Extract the lines that hold the string "ylabel".
— START SUPPLIED RECORDS —
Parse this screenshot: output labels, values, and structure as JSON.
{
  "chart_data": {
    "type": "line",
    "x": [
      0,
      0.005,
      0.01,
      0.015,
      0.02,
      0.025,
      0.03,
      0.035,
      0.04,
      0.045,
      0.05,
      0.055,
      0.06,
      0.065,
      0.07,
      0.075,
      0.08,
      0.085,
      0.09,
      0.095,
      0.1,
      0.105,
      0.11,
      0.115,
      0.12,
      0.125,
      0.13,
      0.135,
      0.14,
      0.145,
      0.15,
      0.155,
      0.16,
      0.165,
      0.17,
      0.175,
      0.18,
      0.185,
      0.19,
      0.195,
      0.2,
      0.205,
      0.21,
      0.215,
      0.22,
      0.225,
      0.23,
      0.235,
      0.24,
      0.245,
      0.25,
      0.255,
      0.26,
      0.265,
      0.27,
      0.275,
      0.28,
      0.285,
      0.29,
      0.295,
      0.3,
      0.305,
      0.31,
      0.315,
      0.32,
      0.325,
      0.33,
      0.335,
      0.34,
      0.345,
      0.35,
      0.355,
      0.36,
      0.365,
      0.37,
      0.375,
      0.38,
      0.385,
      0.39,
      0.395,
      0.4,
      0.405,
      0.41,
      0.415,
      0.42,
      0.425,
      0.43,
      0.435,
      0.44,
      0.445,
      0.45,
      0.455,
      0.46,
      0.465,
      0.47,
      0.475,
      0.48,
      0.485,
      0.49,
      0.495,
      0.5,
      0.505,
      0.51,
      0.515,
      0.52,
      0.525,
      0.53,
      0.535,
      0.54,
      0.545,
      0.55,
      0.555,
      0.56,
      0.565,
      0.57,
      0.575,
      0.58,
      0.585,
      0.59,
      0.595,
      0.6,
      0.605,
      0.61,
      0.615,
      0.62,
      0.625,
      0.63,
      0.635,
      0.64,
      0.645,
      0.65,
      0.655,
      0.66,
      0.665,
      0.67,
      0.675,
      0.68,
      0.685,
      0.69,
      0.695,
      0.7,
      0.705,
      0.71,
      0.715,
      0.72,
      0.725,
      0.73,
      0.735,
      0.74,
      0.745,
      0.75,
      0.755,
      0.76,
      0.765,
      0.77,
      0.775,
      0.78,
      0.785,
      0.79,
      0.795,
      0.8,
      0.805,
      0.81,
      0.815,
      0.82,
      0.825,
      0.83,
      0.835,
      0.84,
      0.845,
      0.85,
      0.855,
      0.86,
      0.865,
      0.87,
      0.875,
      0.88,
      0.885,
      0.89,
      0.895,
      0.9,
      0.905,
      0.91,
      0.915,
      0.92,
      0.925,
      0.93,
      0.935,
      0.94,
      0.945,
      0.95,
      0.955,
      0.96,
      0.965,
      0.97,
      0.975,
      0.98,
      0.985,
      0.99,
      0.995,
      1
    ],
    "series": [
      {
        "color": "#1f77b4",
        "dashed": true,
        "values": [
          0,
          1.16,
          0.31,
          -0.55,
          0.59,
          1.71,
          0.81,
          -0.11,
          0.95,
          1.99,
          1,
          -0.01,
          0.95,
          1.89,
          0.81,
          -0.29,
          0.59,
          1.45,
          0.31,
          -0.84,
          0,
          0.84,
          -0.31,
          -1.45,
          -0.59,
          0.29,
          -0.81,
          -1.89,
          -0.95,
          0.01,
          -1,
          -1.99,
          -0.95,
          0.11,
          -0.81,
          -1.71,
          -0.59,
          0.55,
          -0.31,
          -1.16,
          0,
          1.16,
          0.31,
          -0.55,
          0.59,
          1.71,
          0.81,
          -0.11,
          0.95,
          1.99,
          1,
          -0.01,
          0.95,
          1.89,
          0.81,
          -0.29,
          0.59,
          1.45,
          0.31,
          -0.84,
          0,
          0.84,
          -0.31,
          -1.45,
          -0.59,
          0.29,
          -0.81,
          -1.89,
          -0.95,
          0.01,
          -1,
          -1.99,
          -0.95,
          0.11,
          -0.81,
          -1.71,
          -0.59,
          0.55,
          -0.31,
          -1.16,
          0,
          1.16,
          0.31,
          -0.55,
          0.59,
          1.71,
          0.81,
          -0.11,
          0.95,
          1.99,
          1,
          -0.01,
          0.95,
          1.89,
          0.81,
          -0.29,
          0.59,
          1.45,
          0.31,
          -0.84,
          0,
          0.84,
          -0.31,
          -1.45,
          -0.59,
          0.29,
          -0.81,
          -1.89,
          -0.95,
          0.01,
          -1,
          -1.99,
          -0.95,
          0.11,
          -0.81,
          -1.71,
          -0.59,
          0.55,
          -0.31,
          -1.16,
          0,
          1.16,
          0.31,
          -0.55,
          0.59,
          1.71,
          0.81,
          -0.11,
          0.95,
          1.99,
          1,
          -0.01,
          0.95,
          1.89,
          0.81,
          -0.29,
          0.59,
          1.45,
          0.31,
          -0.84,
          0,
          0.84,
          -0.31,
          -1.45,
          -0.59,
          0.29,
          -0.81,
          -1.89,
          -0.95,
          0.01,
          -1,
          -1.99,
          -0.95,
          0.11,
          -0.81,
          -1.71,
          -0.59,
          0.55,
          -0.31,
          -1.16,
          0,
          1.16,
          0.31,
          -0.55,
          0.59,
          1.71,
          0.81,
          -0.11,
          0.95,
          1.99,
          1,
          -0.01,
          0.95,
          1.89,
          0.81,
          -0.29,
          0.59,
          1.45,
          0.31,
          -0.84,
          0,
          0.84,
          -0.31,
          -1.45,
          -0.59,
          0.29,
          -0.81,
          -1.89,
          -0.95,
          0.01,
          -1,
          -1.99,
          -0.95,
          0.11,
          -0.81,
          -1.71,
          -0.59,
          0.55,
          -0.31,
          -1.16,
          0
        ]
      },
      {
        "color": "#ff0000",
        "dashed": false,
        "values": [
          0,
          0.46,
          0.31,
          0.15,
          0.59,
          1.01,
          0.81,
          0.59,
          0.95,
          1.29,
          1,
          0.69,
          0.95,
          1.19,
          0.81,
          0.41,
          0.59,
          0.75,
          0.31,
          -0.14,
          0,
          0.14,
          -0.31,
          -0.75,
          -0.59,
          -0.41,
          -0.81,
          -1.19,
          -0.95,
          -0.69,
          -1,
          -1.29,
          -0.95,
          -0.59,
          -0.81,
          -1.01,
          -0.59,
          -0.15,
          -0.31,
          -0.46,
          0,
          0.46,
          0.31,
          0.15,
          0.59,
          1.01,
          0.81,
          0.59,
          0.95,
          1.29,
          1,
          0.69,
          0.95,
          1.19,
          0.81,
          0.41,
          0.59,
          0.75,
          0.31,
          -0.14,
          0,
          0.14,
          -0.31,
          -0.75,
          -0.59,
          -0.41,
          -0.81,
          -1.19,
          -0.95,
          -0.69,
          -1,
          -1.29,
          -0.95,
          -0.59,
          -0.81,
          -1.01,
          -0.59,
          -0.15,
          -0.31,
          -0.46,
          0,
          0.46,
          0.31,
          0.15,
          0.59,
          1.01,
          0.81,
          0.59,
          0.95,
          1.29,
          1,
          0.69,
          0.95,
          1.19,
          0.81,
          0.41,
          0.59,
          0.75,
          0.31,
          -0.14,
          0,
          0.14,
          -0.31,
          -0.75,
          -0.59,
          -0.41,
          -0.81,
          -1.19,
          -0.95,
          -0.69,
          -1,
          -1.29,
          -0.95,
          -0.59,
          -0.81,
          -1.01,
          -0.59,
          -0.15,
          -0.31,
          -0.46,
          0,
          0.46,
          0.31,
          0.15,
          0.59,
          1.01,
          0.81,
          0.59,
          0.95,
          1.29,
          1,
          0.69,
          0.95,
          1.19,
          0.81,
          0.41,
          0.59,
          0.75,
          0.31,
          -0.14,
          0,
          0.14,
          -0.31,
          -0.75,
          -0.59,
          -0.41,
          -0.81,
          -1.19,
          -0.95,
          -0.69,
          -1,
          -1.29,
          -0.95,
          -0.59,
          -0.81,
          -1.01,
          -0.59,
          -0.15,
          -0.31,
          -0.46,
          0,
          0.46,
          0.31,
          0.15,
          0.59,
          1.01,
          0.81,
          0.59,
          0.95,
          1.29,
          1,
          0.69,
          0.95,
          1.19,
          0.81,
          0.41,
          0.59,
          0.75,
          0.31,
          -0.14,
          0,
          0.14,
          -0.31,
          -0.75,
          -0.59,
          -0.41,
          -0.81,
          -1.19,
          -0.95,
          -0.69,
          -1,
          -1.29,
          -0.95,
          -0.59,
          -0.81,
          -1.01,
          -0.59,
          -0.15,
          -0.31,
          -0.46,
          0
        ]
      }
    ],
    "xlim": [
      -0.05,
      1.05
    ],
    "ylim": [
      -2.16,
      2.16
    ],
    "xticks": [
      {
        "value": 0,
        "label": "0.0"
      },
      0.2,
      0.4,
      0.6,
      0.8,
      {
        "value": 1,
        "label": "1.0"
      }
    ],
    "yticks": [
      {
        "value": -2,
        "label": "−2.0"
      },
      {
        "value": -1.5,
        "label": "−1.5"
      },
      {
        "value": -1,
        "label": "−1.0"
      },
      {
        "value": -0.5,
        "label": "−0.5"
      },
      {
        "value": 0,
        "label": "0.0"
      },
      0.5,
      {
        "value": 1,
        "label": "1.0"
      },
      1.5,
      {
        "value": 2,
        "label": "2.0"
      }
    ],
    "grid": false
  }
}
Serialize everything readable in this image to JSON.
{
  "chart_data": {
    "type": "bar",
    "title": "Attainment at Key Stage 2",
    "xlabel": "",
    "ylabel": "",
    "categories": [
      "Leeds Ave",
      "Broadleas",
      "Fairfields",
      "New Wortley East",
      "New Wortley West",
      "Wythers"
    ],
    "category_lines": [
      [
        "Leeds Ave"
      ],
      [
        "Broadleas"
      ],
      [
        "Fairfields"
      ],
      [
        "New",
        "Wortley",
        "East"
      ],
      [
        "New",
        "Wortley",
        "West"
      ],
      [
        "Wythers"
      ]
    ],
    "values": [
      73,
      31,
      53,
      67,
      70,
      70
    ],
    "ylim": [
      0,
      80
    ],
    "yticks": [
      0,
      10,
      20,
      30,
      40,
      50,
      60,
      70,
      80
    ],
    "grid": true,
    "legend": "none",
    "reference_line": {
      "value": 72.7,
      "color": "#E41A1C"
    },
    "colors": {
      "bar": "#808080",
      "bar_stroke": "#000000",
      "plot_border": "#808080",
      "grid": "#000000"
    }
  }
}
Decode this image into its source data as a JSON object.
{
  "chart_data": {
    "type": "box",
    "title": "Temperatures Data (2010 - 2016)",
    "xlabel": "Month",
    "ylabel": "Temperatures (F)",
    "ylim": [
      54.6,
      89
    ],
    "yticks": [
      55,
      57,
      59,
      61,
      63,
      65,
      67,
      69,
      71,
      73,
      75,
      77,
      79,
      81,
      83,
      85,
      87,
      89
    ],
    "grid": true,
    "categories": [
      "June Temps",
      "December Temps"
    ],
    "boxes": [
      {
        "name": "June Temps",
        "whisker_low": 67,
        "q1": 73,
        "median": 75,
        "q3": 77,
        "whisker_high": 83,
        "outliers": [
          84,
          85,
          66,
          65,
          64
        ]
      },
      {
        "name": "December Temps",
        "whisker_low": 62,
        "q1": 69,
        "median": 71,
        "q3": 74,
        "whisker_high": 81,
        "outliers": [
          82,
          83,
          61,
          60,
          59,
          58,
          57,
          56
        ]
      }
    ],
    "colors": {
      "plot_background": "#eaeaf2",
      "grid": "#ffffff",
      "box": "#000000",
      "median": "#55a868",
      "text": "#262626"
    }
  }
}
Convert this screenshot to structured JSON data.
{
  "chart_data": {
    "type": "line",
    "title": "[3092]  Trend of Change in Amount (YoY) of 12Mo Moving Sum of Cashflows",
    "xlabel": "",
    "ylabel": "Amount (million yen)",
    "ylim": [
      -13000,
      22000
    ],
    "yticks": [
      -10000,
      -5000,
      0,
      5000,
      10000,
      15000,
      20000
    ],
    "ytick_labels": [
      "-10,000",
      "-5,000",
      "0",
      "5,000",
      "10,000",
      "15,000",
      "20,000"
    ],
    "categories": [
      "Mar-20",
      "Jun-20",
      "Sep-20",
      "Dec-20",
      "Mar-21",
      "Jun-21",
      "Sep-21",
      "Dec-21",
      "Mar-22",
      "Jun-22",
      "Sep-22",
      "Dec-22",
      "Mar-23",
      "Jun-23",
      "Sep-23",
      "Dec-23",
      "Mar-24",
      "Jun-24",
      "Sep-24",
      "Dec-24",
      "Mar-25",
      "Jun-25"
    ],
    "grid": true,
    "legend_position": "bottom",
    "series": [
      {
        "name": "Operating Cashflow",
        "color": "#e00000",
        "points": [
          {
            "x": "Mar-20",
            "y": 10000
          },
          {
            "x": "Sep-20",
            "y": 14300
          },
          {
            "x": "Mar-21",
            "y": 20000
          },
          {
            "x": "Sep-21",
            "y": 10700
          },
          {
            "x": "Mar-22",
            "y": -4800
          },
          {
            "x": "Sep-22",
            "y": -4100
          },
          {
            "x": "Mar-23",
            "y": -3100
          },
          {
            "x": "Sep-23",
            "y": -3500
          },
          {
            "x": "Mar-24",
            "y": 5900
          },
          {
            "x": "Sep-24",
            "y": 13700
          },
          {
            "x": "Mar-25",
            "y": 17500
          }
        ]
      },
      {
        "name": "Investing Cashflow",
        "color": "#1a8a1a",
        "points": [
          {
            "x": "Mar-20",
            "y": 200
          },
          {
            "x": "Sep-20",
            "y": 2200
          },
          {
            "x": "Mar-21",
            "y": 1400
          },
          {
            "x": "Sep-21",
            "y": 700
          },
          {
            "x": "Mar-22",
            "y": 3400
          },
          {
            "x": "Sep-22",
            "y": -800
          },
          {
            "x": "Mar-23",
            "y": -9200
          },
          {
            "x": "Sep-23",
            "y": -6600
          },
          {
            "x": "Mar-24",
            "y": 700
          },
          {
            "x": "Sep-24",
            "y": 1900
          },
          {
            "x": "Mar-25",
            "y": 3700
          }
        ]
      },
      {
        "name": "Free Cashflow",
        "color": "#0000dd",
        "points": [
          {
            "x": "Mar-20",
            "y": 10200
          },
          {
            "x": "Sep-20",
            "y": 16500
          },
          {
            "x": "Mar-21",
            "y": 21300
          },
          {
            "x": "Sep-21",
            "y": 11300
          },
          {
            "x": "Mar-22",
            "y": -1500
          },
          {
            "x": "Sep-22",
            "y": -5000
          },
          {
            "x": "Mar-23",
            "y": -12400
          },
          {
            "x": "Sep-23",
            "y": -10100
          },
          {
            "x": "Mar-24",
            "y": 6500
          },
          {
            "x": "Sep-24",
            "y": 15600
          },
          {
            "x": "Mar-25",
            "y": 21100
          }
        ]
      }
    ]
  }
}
— END SUPPLIED RECORDS —
• **TASK RESULT**:
    "ylabel": "",
    "ylabel": "Temperatures (F)",
    "ylabel": "Amount (million yen)",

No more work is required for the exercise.